(What is being asked) Give the lines below as a numbered list, omitting blank lines and leaving out the pictures.

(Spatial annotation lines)
──────────────────────────────

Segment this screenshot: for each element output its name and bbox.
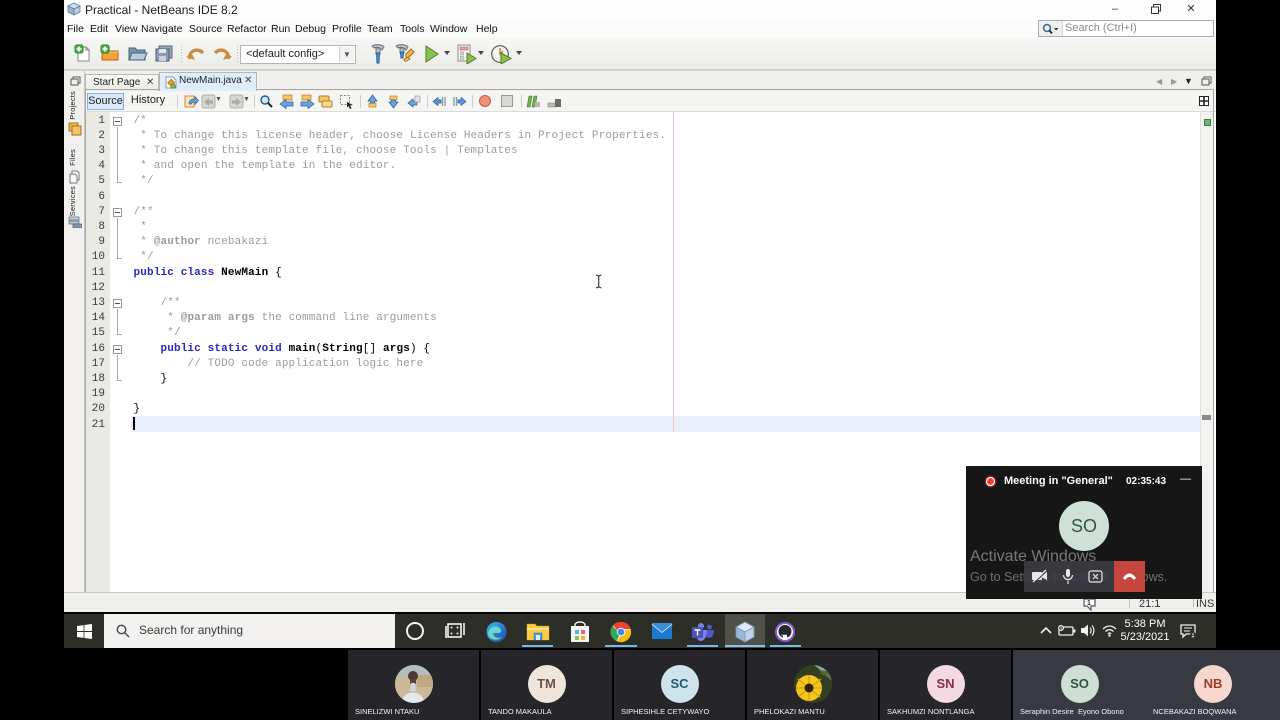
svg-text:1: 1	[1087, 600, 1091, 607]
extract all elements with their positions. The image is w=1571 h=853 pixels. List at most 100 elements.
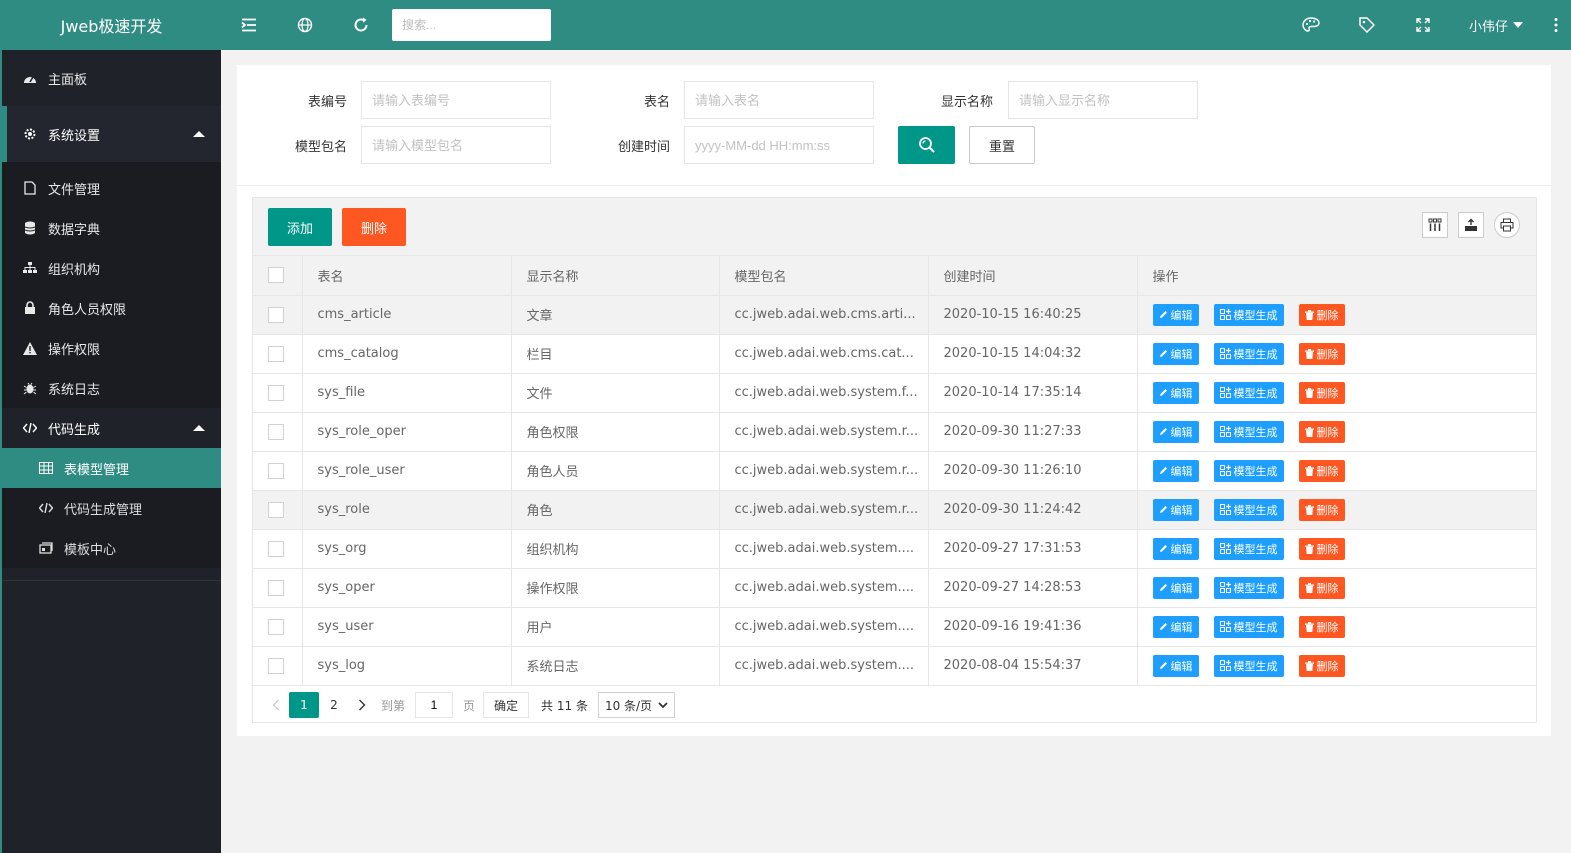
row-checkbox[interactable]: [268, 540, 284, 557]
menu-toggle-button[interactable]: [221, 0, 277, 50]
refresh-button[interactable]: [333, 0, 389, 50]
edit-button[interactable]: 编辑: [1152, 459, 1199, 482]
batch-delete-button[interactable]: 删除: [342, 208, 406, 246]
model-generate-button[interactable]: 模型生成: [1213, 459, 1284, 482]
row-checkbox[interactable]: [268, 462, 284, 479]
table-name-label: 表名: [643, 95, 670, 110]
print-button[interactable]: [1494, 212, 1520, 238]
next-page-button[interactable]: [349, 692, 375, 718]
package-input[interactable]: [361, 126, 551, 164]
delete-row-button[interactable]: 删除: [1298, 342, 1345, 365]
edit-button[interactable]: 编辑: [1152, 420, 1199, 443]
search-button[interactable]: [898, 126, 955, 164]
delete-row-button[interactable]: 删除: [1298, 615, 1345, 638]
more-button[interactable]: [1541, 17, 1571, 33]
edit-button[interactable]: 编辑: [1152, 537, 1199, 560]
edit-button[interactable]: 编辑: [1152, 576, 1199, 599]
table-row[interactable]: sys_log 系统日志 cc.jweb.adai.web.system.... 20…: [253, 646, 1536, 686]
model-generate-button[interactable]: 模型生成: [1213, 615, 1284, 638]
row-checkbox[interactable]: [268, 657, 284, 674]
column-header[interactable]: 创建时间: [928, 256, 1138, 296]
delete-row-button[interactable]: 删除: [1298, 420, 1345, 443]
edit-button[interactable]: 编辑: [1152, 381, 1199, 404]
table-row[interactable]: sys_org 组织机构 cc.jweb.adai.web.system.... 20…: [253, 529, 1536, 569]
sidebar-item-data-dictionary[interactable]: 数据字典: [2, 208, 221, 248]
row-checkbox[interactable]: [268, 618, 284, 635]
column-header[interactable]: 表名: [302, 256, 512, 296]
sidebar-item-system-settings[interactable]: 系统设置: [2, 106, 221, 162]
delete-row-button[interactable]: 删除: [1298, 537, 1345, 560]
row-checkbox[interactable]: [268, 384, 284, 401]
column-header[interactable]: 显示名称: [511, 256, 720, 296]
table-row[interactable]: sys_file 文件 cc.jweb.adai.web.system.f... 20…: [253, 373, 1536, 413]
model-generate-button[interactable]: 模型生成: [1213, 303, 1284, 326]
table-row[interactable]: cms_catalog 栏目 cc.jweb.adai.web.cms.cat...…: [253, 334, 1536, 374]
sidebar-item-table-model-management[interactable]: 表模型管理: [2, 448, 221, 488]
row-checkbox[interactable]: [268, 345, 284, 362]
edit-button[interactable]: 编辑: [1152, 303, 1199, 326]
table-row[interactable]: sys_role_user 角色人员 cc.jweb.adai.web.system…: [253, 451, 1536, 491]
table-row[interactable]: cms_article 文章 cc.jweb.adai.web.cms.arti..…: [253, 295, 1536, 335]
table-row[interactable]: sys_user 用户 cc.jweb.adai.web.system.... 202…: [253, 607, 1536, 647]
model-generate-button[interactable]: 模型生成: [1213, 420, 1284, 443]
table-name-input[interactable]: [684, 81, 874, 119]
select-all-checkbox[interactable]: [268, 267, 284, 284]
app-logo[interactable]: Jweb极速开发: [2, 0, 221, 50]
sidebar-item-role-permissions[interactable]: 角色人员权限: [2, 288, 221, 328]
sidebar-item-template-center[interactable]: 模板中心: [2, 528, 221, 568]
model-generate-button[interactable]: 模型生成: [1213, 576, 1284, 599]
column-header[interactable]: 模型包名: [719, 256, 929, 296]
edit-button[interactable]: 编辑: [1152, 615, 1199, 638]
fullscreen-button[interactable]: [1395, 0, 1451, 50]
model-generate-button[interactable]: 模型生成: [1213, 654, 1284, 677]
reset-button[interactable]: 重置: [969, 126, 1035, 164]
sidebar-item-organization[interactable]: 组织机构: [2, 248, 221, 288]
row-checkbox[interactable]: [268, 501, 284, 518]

──────────────────────────────

(Task result)
1. Segment this screenshot: for each element output its name and bbox.
2. svg-text:1: 1	[1087, 600, 1091, 607]
3. extract all elements with their positions. The image is w=1571 h=853 pixels. List at most 100 elements.
4. row-checkbox[interactable]: [268, 540, 284, 557]
5. menu-toggle-button[interactable]: [221, 0, 277, 50]
6. refresh-button[interactable]: [333, 0, 389, 50]
7. edit-button[interactable]: 编辑: [1152, 459, 1199, 482]
8. batch-delete-button[interactable]: 删除: [342, 208, 406, 246]
9. model-generate-button[interactable]: 模型生成: [1213, 459, 1284, 482]
10. row-checkbox[interactable]: [268, 462, 284, 479]
11. table-name-label: 表名: [643, 95, 670, 110]
12. print-button[interactable]: [1494, 212, 1520, 238]
13. next-page-button[interactable]: [349, 692, 375, 718]
14. package-input[interactable]: [361, 126, 551, 164]
15. delete-row-button[interactable]: 删除: [1298, 342, 1345, 365]
16. edit-button[interactable]: 编辑: [1152, 420, 1199, 443]
17. search-button[interactable]: [898, 126, 955, 164]
18. delete-row-button[interactable]: 删除: [1298, 615, 1345, 638]
19. more-button[interactable]: [1541, 17, 1571, 33]
20. edit-button[interactable]: 编辑: [1152, 537, 1199, 560]
21. edit-button[interactable]: 编辑: [1152, 576, 1199, 599]
22. table-row[interactable]: sys_log 系统日志 cc.jweb.adai.web.system.... 20…: [253, 646, 1536, 686]
23. model-generate-button[interactable]: 模型生成: [1213, 615, 1284, 638]
24. row-checkbox[interactable]: [268, 657, 284, 674]
25. column-header[interactable]: 创建时间: [928, 256, 1138, 296]
26. delete-row-button[interactable]: 删除: [1298, 420, 1345, 443]
27. edit-button[interactable]: 编辑: [1152, 381, 1199, 404]
28. table-row[interactable]: sys_org 组织机构 cc.jweb.adai.web.system.... 20…: [253, 529, 1536, 569]
29. sidebar-item-data-dictionary[interactable]: 数据字典: [2, 208, 221, 248]
30. row-checkbox[interactable]: [268, 618, 284, 635]
31. column-header[interactable]: 表名: [302, 256, 512, 296]
32. sidebar-item-system-settings[interactable]: 系统设置: [2, 106, 221, 162]
33. delete-row-button[interactable]: 删除: [1298, 537, 1345, 560]
34. row-checkbox[interactable]: [268, 384, 284, 401]
35. column-header[interactable]: 显示名称: [511, 256, 720, 296]
36. table-row[interactable]: sys_file 文件 cc.jweb.adai.web.system.f... 20…: [253, 373, 1536, 413]
37. model-generate-button[interactable]: 模型生成: [1213, 303, 1284, 326]
38. table-row[interactable]: cms_catalog 栏目 cc.jweb.adai.web.cms.cat...…: [253, 334, 1536, 374]
39. sidebar-item-table-model-management[interactable]: 表模型管理: [2, 448, 221, 488]
40. row-checkbox[interactable]: [268, 345, 284, 362]
41. edit-button[interactable]: 编辑: [1152, 303, 1199, 326]
42. table-row[interactable]: sys_role_user 角色人员 cc.jweb.adai.web.system…: [253, 451, 1536, 491]
43. table-row[interactable]: cms_article 文章 cc.jweb.adai.web.cms.arti..…: [253, 295, 1536, 335]
44. table-row[interactable]: sys_user 用户 cc.jweb.adai.web.system.... 202…: [253, 607, 1536, 647]
45. model-generate-button[interactable]: 模型生成: [1213, 420, 1284, 443]
46. table-name-input[interactable]: [684, 81, 874, 119]
47. select-all-checkbox[interactable]: [268, 267, 284, 284]
48. app-logo[interactable]: Jweb极速开发: [2, 0, 221, 50]
49. sidebar-item-role-permissions[interactable]: 角色人员权限: [2, 288, 221, 328]
50. sidebar-item-template-center[interactable]: 模板中心: [2, 528, 221, 568]
51. model-generate-button[interactable]: 模型生成: [1213, 576, 1284, 599]
52. column-header[interactable]: 模型包名: [719, 256, 929, 296]
53. edit-button[interactable]: 编辑: [1152, 615, 1199, 638]
54. fullscreen-button[interactable]: [1395, 0, 1451, 50]
55. model-generate-button[interactable]: 模型生成: [1213, 654, 1284, 677]
56. reset-button[interactable]: 重置: [969, 126, 1035, 164]
57. sidebar-item-organization[interactable]: 组织机构: [2, 248, 221, 288]
58. row-checkbox[interactable]: [268, 501, 284, 518]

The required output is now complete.